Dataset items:
***
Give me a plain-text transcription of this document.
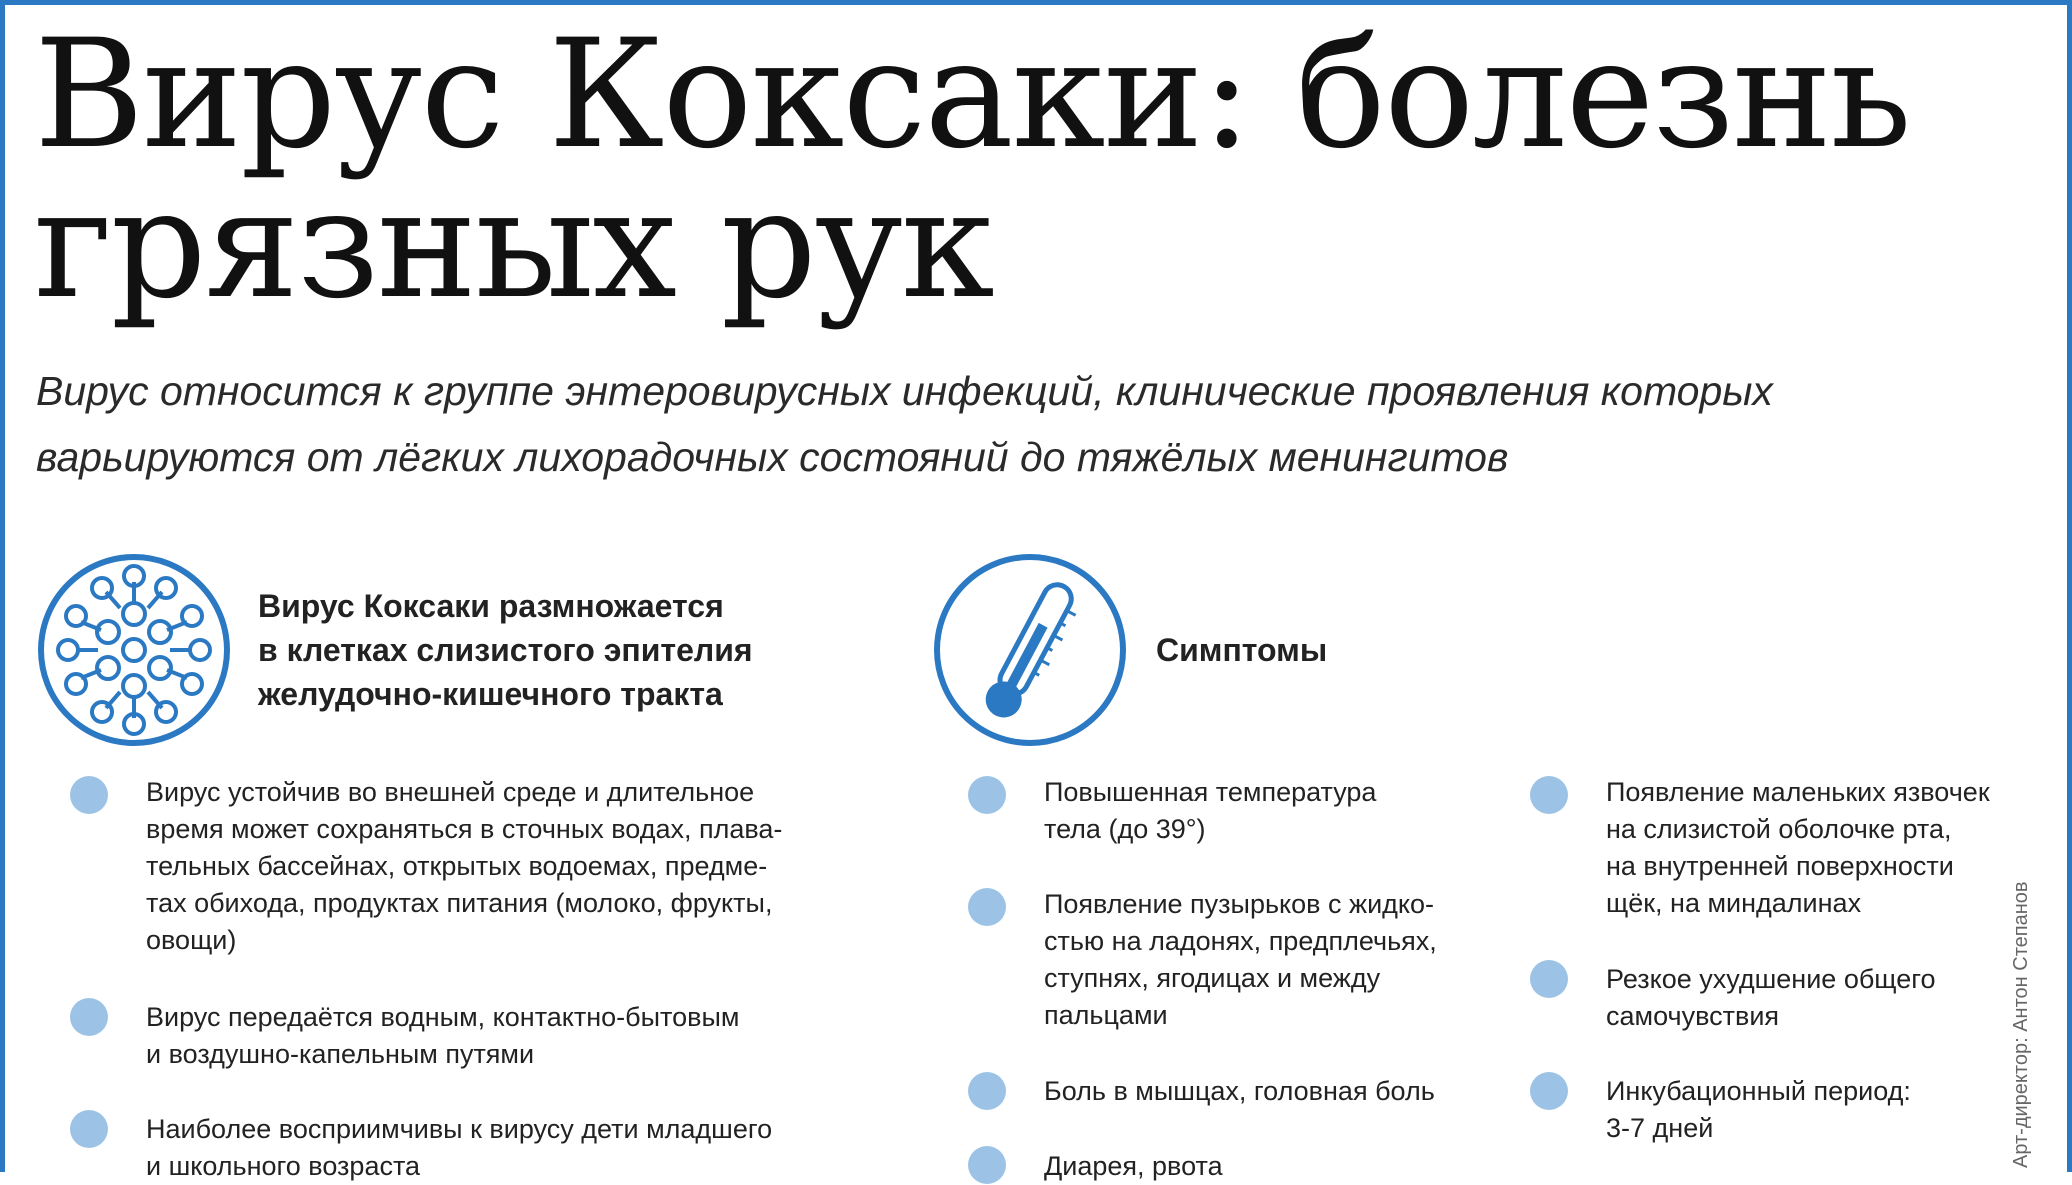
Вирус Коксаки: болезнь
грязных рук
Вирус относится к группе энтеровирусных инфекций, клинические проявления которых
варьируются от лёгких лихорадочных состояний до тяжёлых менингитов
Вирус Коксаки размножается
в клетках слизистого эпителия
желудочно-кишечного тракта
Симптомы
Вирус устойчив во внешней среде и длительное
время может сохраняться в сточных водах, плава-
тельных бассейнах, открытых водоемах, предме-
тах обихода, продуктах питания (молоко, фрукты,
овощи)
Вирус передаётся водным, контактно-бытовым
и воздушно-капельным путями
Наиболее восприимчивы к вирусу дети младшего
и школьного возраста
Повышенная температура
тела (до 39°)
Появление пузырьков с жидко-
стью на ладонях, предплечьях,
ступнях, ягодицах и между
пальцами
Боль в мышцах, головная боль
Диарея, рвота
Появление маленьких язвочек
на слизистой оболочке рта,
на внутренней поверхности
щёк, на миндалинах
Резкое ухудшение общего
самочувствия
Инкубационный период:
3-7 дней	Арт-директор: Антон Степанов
***
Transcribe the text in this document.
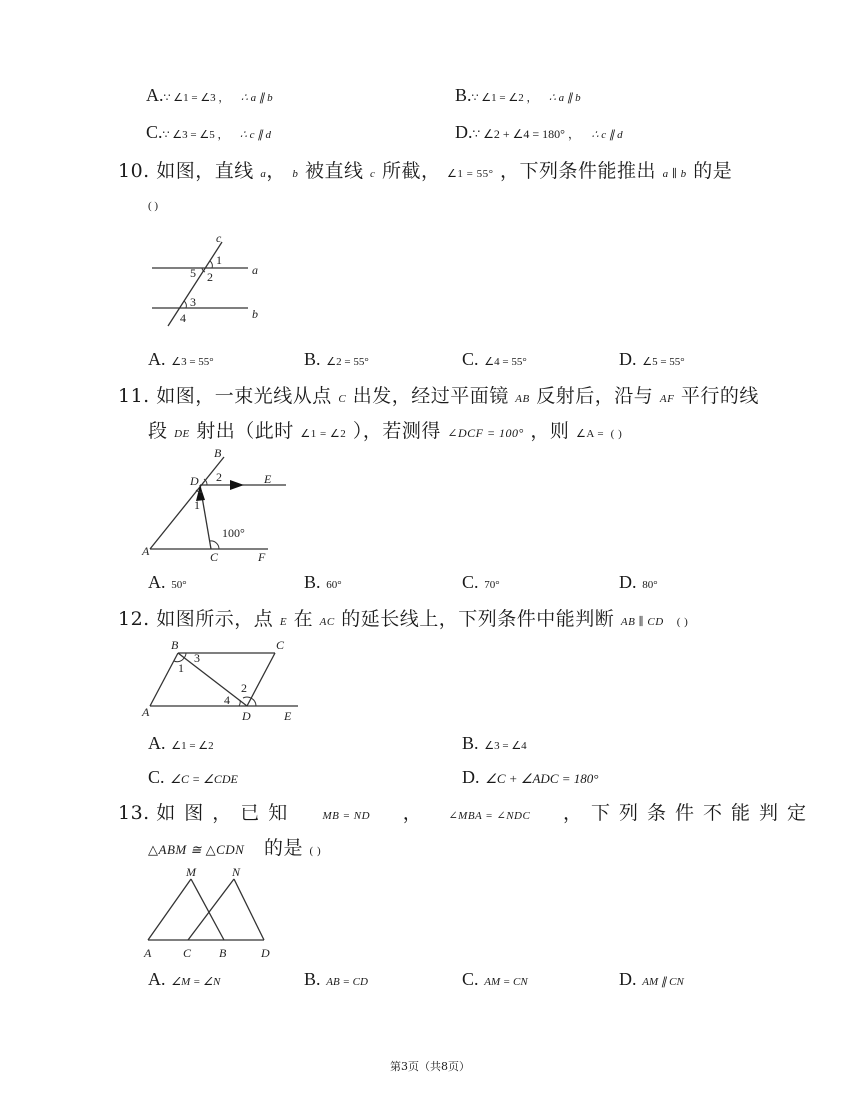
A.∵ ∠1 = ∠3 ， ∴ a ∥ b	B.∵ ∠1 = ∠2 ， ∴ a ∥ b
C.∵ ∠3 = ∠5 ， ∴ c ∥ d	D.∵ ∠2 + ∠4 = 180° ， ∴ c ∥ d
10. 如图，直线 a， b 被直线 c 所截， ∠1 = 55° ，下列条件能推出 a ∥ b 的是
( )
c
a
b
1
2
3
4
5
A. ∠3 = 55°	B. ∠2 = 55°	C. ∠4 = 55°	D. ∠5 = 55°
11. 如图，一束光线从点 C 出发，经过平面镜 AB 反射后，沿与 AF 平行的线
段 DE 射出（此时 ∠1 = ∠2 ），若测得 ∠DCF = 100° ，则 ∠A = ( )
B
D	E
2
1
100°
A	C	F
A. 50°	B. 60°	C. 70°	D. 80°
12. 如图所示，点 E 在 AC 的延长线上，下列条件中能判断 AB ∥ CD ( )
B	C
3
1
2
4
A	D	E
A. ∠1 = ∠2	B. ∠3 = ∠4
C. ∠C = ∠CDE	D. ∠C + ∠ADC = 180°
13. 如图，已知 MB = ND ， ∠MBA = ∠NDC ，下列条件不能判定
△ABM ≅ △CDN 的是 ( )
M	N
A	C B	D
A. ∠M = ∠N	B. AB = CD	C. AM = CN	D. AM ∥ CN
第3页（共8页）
***
Instructions to follow >> Identify every line holding the word "text" and copy it out.

The completed task >>
Give me a plain-text transcription of this document.
Transcribe the text in this document.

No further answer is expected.